THE TASK :: Where a line contains the string "Vímara", copy that line.
• • • • •
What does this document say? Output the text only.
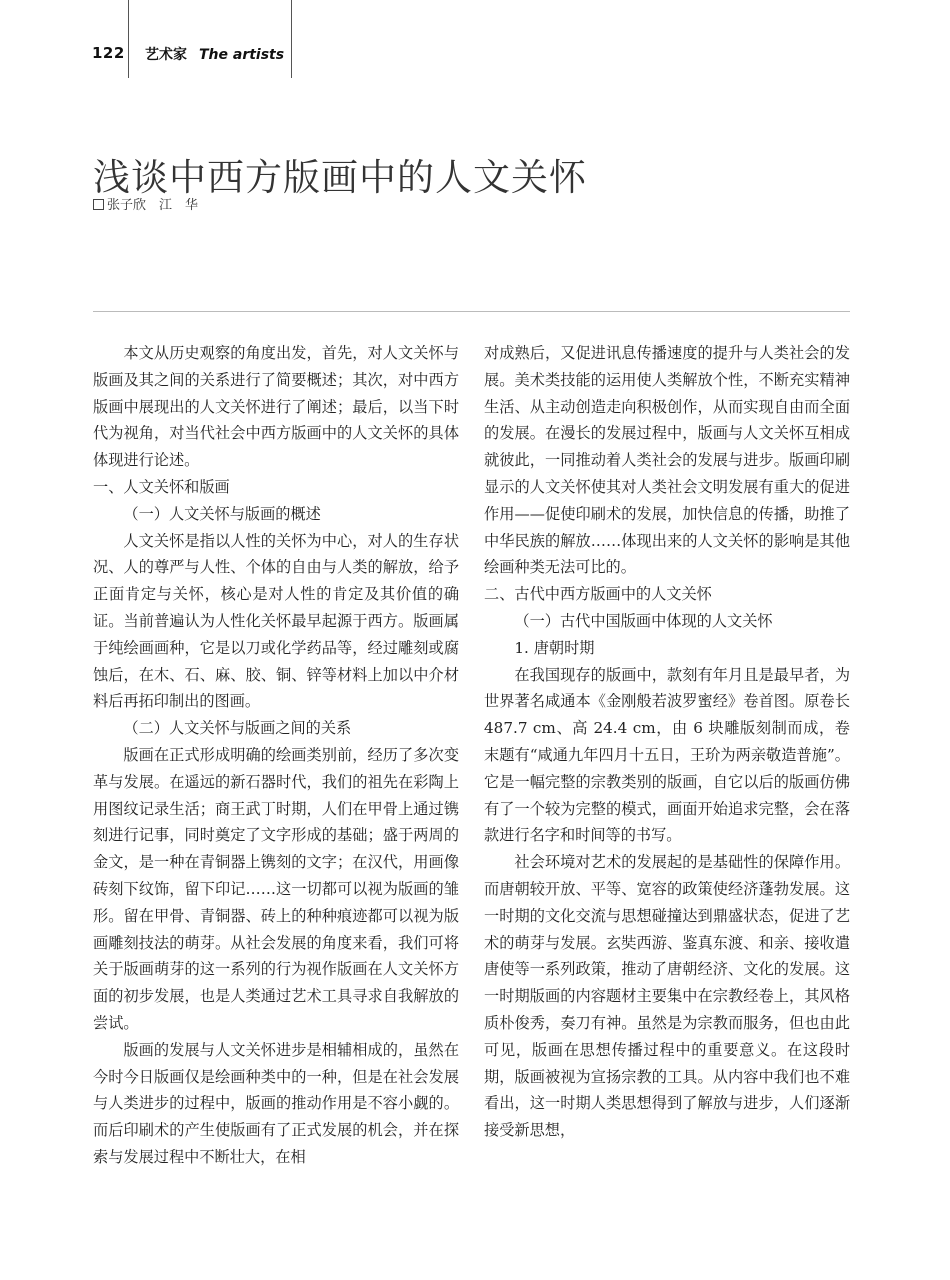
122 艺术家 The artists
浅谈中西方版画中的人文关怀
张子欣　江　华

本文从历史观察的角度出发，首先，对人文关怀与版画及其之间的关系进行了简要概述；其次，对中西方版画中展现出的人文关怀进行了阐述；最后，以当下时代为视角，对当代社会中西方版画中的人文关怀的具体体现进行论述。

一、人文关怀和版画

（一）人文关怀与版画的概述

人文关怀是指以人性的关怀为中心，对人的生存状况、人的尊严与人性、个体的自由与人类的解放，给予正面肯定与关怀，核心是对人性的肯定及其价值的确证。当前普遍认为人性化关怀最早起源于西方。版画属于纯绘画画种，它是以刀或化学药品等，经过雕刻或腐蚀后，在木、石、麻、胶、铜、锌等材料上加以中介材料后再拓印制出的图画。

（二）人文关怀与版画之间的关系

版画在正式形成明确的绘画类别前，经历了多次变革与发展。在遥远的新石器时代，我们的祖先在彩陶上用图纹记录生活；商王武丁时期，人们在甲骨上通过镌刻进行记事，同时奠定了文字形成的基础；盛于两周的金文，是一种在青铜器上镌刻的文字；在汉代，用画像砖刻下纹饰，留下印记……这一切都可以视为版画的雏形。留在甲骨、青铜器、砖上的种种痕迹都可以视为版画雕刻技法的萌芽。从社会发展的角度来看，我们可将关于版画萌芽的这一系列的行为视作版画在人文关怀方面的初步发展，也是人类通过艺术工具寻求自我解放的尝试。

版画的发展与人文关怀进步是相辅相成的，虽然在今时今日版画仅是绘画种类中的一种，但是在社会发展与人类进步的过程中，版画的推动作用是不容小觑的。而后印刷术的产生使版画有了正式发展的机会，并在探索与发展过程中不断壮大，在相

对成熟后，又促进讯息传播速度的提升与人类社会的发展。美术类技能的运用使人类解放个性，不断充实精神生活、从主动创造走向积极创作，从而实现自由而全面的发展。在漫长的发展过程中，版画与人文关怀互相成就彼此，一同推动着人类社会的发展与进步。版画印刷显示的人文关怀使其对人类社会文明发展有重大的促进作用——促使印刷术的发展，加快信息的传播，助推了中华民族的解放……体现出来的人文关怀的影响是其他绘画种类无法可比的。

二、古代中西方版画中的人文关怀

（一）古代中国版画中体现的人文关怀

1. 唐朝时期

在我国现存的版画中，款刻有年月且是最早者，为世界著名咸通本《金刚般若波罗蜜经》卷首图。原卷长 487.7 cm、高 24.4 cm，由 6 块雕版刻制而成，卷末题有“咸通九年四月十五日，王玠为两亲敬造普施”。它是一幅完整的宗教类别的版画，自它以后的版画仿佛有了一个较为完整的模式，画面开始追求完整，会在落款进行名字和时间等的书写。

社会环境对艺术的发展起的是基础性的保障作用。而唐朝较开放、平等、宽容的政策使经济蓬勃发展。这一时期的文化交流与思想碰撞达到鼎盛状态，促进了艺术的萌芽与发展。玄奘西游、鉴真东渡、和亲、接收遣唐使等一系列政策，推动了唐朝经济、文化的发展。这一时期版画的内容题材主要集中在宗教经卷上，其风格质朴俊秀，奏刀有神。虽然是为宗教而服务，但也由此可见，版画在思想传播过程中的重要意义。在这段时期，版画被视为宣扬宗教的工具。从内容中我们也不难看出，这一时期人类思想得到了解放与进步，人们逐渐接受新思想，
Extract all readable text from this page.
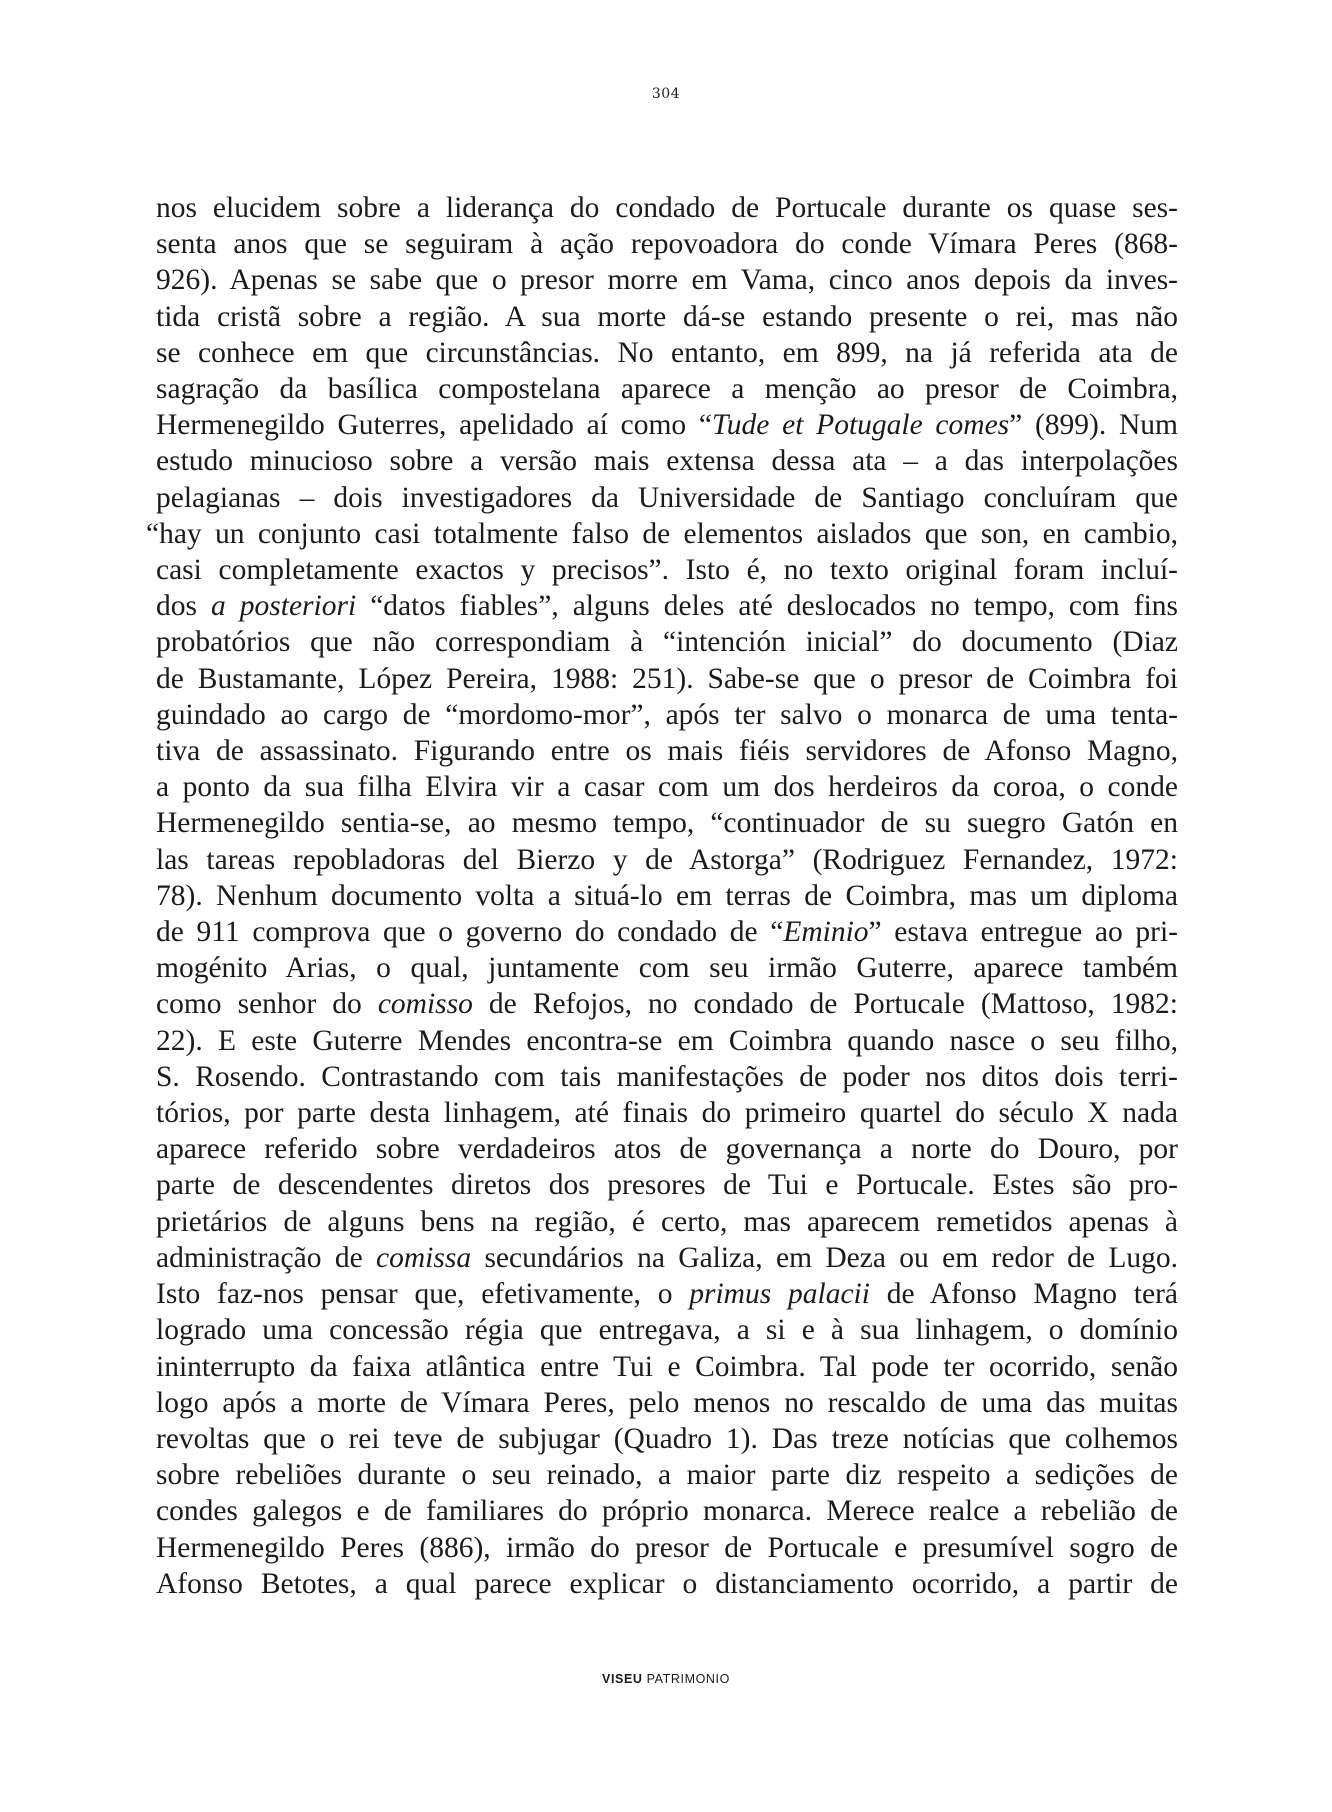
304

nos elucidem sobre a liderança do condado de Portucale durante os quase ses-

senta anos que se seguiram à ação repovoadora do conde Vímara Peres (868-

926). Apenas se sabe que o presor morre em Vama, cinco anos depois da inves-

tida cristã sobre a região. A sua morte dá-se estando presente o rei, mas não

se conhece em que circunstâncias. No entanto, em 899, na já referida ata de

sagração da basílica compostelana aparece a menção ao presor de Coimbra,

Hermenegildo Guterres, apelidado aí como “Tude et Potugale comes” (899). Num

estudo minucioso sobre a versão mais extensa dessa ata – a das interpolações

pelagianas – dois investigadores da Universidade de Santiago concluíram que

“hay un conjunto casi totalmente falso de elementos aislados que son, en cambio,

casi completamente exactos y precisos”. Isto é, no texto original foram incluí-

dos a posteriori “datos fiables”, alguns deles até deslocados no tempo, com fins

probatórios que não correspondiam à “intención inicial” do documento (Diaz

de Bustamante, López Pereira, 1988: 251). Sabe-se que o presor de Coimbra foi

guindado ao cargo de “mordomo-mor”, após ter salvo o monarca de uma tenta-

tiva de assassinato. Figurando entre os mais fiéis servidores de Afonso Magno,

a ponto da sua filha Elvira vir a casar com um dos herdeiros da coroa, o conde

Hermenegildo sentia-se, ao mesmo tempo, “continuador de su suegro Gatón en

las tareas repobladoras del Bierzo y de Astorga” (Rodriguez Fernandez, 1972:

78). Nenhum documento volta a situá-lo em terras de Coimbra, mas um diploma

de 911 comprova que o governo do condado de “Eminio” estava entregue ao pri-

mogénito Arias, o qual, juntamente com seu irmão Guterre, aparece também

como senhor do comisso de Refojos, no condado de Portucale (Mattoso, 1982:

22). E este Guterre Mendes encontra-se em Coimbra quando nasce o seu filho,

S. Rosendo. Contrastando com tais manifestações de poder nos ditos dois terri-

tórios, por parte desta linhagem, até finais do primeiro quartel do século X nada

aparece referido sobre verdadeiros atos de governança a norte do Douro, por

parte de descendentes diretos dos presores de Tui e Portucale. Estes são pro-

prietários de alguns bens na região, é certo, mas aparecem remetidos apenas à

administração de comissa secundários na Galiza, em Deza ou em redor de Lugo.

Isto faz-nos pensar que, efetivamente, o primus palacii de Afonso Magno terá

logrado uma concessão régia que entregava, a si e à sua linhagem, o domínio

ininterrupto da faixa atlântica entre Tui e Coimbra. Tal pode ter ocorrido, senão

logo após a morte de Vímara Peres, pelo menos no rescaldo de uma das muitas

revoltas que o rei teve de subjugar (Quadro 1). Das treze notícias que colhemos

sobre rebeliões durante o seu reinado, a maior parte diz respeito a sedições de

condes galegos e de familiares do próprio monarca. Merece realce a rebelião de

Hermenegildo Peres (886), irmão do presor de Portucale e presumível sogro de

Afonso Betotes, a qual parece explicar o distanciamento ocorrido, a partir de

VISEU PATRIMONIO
• • • • •
TASK SOLUTION ::
senta anos que se seguiram à ação repovoadora do conde Vímara Peres (868-
logo após a morte de Vímara Peres, pelo menos no rescaldo de uma das muitas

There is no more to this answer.